THE REQUEST: Repeat the entries below exactly as they appear, with no pictures.

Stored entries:
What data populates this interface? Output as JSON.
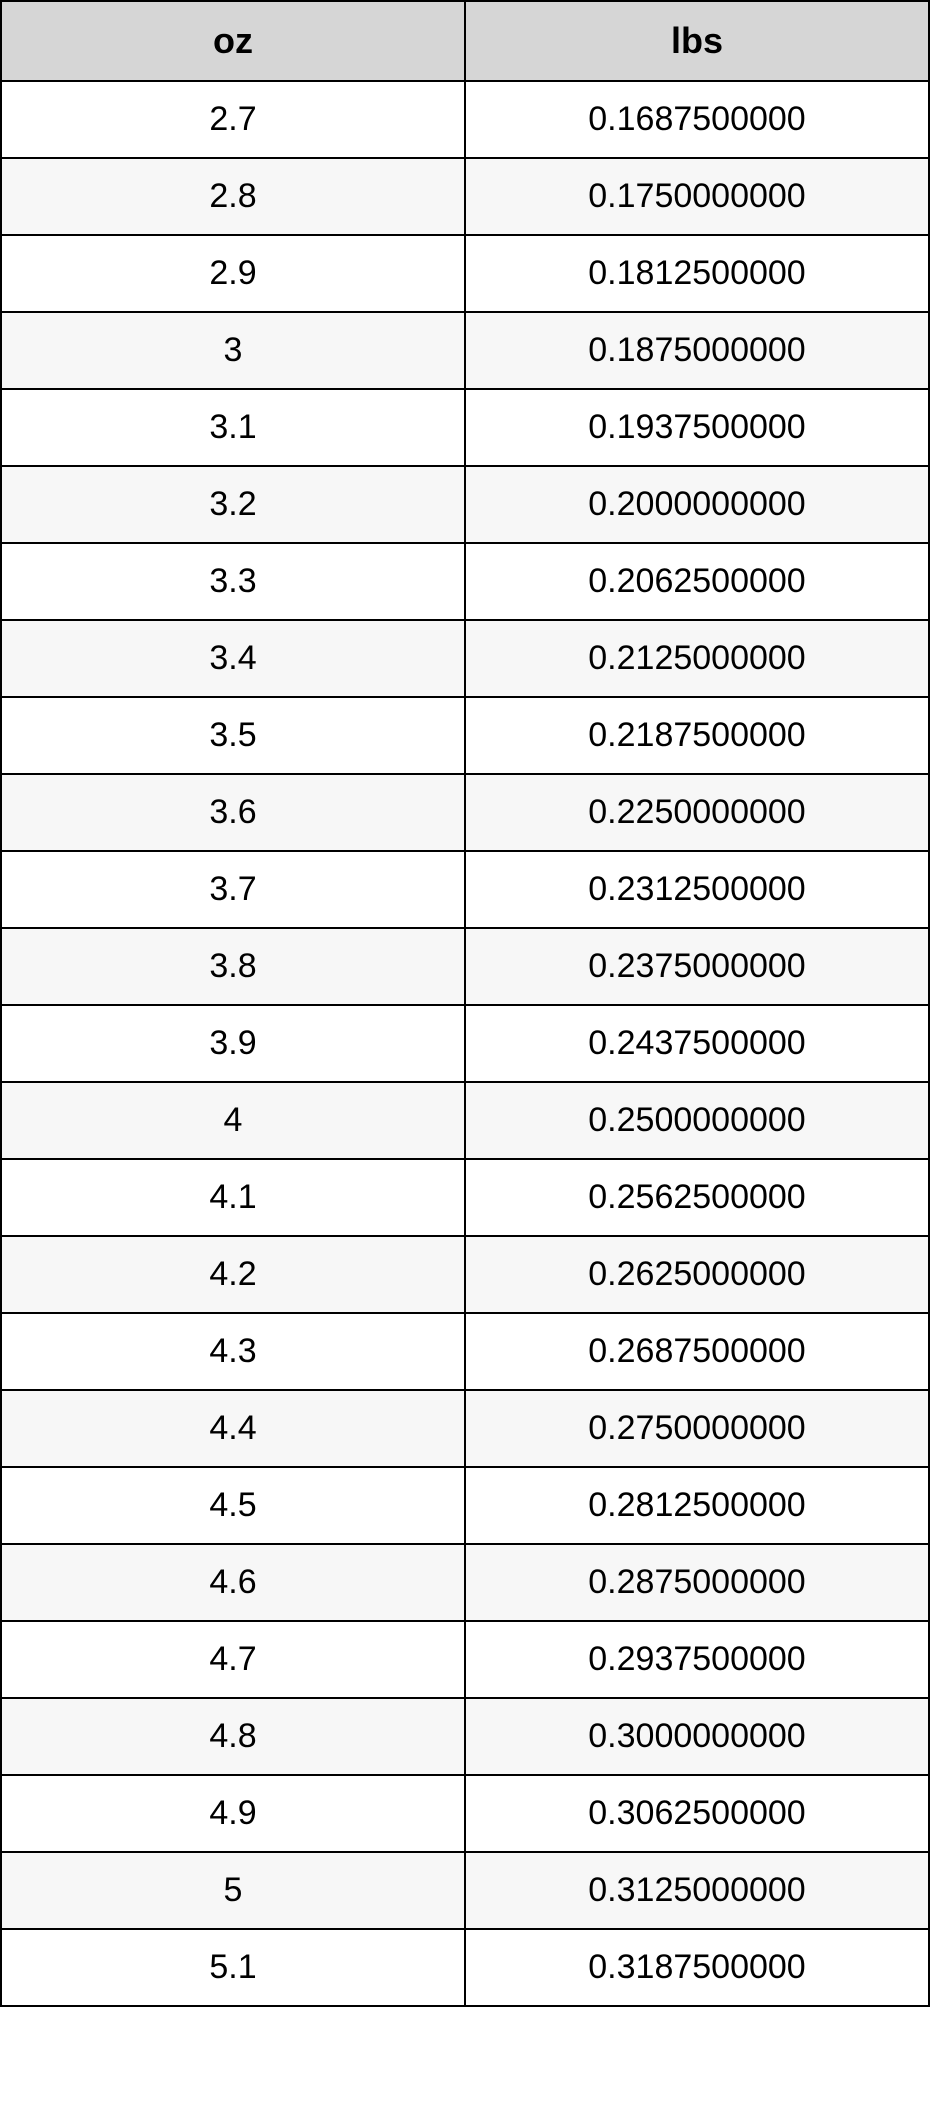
{
  "conversion_table": {
    "type": "table",
    "columns": [
      "oz",
      "lbs"
    ],
    "rows": [
      [
        "2.7",
        "0.1687500000"
      ],
      [
        "2.8",
        "0.1750000000"
      ],
      [
        "2.9",
        "0.1812500000"
      ],
      [
        "3",
        "0.1875000000"
      ],
      [
        "3.1",
        "0.1937500000"
      ],
      [
        "3.2",
        "0.2000000000"
      ],
      [
        "3.3",
        "0.2062500000"
      ],
      [
        "3.4",
        "0.2125000000"
      ],
      [
        "3.5",
        "0.2187500000"
      ],
      [
        "3.6",
        "0.2250000000"
      ],
      [
        "3.7",
        "0.2312500000"
      ],
      [
        "3.8",
        "0.2375000000"
      ],
      [
        "3.9",
        "0.2437500000"
      ],
      [
        "4",
        "0.2500000000"
      ],
      [
        "4.1",
        "0.2562500000"
      ],
      [
        "4.2",
        "0.2625000000"
      ],
      [
        "4.3",
        "0.2687500000"
      ],
      [
        "4.4",
        "0.2750000000"
      ],
      [
        "4.5",
        "0.2812500000"
      ],
      [
        "4.6",
        "0.2875000000"
      ],
      [
        "4.7",
        "0.2937500000"
      ],
      [
        "4.8",
        "0.3000000000"
      ],
      [
        "4.9",
        "0.3062500000"
      ],
      [
        "5",
        "0.3125000000"
      ],
      [
        "5.1",
        "0.3187500000"
      ]
    ],
    "header_bg_color": "#d6d6d6",
    "border_color": "#000000",
    "row_odd_bg": "#ffffff",
    "row_even_bg": "#f7f7f7",
    "header_fontsize": 36,
    "cell_fontsize": 34,
    "text_color": "#000000"
  }
}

REPLY TO THE TASK:
What data populates this interface? Output as JSON.
{
  "conversion_table": {
    "type": "table",
    "columns": [
      "oz",
      "lbs"
    ],
    "rows": [
      [
        "2.7",
        "0.1687500000"
      ],
      [
        "2.8",
        "0.1750000000"
      ],
      [
        "2.9",
        "0.1812500000"
      ],
      [
        "3",
        "0.1875000000"
      ],
      [
        "3.1",
        "0.1937500000"
      ],
      [
        "3.2",
        "0.2000000000"
      ],
      [
        "3.3",
        "0.2062500000"
      ],
      [
        "3.4",
        "0.2125000000"
      ],
      [
        "3.5",
        "0.2187500000"
      ],
      [
        "3.6",
        "0.2250000000"
      ],
      [
        "3.7",
        "0.2312500000"
      ],
      [
        "3.8",
        "0.2375000000"
      ],
      [
        "3.9",
        "0.2437500000"
      ],
      [
        "4",
        "0.2500000000"
      ],
      [
        "4.1",
        "0.2562500000"
      ],
      [
        "4.2",
        "0.2625000000"
      ],
      [
        "4.3",
        "0.2687500000"
      ],
      [
        "4.4",
        "0.2750000000"
      ],
      [
        "4.5",
        "0.2812500000"
      ],
      [
        "4.6",
        "0.2875000000"
      ],
      [
        "4.7",
        "0.2937500000"
      ],
      [
        "4.8",
        "0.3000000000"
      ],
      [
        "4.9",
        "0.3062500000"
      ],
      [
        "5",
        "0.3125000000"
      ],
      [
        "5.1",
        "0.3187500000"
      ]
    ],
    "header_bg_color": "#d6d6d6",
    "border_color": "#000000",
    "row_odd_bg": "#ffffff",
    "row_even_bg": "#f7f7f7",
    "header_fontsize": 36,
    "cell_fontsize": 34,
    "text_color": "#000000"
  }
}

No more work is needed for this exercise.